AIM: In the data below, locate each line with the word "nSettings" and list it.

--------------------------------------------------

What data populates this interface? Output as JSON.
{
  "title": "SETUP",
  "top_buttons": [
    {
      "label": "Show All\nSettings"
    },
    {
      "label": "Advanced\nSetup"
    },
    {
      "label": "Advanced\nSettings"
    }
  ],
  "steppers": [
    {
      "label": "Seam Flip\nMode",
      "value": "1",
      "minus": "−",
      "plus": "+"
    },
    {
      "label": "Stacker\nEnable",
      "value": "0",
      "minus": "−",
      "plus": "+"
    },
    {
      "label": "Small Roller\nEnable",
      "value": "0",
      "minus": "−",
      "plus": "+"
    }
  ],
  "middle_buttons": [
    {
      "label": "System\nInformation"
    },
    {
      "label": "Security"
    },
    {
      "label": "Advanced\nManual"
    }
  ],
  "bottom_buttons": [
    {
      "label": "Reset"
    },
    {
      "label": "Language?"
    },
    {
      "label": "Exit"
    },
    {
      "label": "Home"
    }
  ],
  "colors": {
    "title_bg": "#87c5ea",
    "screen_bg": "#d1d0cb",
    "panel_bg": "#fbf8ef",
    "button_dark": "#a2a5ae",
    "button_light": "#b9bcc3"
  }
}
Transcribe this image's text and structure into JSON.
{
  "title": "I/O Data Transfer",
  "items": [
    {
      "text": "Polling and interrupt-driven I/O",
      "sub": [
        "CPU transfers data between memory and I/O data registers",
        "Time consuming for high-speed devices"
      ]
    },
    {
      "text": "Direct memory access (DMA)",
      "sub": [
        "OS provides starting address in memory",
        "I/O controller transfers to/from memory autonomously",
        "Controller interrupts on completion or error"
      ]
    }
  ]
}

--------------------------------------------------

ANSWER TO THE TASK:
      "label": "Show All\nSettings"
      "label": "Advanced\nSettings"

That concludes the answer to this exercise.